_THE PROBLEM_:
Only a number is wanted: how many lines in these records contain the word "INTERNAL"?

==================================================

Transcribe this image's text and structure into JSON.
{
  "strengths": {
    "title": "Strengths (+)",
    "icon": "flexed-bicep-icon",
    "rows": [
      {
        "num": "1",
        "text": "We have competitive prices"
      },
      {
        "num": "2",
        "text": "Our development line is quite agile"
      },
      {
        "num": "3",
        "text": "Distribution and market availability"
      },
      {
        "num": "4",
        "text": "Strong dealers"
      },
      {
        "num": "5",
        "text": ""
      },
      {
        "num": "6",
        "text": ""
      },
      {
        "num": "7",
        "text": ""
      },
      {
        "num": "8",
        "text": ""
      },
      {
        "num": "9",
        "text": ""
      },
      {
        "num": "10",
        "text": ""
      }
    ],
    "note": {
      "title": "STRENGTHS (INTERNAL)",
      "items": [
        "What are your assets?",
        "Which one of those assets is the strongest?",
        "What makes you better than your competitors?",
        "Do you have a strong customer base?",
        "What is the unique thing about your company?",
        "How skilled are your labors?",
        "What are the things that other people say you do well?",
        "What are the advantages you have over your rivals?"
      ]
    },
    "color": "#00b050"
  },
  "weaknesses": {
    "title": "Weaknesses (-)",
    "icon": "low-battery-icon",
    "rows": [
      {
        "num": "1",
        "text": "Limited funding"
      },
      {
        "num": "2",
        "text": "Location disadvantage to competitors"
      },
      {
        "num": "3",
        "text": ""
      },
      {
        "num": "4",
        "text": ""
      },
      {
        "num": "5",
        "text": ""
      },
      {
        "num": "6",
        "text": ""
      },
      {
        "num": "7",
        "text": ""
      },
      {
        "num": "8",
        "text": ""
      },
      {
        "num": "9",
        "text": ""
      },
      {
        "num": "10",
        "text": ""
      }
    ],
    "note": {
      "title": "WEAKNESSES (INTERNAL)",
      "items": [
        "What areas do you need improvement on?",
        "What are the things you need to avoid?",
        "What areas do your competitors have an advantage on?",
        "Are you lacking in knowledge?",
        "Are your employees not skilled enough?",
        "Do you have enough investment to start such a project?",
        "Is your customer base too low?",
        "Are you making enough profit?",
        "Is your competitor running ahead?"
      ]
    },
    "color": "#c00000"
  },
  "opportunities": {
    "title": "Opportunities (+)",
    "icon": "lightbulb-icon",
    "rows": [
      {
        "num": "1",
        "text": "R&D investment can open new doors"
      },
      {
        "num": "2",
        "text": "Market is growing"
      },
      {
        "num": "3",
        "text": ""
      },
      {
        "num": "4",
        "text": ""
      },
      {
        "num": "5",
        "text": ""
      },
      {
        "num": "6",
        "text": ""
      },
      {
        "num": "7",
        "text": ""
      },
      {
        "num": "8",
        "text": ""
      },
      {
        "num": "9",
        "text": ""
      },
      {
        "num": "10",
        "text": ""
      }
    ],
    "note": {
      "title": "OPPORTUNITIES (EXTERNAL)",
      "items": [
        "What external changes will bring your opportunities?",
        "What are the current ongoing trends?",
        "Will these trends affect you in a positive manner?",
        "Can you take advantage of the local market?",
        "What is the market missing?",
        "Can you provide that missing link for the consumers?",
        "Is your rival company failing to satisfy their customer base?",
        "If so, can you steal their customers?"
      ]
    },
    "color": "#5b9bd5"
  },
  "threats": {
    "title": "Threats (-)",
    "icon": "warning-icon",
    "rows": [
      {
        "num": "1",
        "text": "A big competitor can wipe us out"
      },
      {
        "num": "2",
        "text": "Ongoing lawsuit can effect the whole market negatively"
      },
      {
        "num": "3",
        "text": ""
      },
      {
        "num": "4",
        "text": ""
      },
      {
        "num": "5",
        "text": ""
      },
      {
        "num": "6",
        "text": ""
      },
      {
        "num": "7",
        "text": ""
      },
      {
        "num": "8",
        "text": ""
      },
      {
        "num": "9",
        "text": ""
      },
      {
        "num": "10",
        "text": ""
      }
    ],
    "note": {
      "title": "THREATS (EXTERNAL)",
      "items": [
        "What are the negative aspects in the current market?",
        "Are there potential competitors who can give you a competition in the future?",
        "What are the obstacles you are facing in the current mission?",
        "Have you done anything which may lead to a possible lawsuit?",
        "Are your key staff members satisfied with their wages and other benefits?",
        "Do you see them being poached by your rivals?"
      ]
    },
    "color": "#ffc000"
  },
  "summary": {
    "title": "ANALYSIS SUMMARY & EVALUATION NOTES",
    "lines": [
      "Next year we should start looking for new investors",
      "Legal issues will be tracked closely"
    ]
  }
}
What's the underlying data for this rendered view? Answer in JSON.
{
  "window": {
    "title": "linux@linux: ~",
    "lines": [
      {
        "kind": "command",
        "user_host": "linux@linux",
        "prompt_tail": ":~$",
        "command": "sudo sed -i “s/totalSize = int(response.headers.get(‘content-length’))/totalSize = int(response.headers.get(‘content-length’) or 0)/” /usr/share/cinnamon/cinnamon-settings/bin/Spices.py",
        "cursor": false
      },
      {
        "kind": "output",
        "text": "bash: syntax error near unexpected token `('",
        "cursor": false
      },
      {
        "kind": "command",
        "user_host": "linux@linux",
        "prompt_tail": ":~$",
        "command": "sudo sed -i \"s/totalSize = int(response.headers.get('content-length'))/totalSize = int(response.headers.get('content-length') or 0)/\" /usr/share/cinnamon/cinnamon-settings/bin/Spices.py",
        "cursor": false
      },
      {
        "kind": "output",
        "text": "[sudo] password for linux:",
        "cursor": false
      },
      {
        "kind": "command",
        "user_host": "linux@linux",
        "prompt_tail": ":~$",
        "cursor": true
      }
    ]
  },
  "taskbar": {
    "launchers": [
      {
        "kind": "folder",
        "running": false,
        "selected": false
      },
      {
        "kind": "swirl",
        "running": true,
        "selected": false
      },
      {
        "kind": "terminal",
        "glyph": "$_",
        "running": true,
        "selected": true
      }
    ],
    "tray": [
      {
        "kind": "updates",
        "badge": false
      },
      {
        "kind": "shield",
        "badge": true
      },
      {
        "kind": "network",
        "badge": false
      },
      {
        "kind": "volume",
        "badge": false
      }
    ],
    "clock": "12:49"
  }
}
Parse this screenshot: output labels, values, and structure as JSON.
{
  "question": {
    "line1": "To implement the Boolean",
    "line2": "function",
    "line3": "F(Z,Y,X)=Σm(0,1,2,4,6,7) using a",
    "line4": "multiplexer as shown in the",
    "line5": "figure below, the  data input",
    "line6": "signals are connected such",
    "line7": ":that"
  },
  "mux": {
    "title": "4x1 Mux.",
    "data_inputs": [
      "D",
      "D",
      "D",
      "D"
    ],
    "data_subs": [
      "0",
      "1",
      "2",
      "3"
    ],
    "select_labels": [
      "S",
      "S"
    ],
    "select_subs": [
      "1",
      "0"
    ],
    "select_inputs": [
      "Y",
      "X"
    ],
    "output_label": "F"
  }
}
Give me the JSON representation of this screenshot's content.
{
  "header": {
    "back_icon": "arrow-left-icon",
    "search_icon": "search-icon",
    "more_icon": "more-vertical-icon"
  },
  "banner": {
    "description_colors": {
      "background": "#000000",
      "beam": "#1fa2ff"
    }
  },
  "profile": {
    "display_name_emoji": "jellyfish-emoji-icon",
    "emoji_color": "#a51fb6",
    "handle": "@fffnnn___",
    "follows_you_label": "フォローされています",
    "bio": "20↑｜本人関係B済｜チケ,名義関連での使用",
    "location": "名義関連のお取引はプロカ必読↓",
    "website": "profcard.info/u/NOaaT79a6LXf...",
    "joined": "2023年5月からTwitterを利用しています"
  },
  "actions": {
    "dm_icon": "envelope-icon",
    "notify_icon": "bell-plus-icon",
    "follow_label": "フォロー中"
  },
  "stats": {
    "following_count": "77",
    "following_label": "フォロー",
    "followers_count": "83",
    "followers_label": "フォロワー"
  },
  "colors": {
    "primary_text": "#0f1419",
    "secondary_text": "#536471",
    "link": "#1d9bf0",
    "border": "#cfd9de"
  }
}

==================================================

_RESULT FOR THIS TASK_:
2